Copy each line that holds "color".
** start Working data **
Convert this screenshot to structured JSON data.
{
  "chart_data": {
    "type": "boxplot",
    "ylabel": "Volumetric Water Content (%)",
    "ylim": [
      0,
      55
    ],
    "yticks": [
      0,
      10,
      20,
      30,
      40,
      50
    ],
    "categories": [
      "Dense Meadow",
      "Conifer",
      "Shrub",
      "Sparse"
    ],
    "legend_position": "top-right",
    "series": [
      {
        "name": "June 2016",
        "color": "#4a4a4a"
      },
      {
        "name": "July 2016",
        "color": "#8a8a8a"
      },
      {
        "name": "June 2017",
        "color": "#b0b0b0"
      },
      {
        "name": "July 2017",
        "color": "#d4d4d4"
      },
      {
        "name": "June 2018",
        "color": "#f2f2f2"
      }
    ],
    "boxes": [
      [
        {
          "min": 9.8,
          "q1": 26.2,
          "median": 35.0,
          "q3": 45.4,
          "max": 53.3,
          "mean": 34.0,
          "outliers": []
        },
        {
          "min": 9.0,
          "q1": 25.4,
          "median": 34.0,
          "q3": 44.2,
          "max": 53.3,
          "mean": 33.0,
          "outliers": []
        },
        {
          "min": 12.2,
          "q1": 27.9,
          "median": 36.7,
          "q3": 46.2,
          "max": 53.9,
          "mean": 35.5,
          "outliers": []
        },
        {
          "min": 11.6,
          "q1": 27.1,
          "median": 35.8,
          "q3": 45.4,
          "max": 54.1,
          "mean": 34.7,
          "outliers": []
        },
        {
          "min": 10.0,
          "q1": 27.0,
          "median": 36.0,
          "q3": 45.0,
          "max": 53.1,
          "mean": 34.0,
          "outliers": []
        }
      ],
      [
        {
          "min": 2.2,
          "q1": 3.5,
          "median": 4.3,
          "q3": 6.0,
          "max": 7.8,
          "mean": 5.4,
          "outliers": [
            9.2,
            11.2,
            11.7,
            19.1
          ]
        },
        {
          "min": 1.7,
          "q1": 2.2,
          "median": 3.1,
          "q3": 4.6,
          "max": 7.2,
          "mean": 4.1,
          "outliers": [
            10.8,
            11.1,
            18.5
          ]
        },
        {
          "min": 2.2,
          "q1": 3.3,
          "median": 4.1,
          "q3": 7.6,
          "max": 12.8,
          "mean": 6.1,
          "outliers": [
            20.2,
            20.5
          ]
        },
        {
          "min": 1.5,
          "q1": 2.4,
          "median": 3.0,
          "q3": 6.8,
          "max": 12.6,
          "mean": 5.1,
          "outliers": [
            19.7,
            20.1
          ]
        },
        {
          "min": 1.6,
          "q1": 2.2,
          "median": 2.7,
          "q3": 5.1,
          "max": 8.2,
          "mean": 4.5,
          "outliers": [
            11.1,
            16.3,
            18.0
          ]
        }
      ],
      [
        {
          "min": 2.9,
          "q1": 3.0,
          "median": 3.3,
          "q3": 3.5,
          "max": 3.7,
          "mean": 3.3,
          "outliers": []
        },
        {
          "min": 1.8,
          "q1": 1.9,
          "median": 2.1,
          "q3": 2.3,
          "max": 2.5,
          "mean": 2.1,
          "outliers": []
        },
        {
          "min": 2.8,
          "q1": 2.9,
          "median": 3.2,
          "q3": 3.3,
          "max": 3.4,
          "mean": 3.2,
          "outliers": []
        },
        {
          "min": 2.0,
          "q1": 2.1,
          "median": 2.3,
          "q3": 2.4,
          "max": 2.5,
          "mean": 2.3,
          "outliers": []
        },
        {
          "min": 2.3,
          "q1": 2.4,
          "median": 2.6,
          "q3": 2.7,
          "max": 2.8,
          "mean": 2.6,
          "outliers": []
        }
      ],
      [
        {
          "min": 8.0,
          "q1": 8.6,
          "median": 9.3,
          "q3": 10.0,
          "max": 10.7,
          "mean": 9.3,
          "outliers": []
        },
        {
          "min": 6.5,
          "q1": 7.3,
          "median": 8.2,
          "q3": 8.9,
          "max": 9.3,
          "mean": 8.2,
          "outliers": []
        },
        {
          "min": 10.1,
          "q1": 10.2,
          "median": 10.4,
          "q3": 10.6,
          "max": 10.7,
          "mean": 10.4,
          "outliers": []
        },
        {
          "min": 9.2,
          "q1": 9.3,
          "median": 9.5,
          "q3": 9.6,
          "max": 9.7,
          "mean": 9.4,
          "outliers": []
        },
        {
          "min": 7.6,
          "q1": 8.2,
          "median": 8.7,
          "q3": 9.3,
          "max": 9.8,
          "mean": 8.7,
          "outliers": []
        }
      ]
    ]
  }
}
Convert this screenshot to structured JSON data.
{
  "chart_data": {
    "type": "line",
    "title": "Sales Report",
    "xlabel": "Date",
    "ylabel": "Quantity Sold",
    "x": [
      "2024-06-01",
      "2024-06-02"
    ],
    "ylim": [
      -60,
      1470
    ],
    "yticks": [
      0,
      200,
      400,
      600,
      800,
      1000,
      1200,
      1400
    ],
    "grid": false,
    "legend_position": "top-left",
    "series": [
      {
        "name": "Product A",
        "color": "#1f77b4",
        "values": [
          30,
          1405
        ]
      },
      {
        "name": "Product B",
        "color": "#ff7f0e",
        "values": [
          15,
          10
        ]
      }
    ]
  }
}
** end Working data **
■ Output of the exercise:
        "color": "#4a4a4a"
        "color": "#8a8a8a"
        "color": "#b0b0b0"
        "color": "#d4d4d4"
        "color": "#f2f2f2"
        "color": "#1f77b4",
        "color": "#ff7f0e",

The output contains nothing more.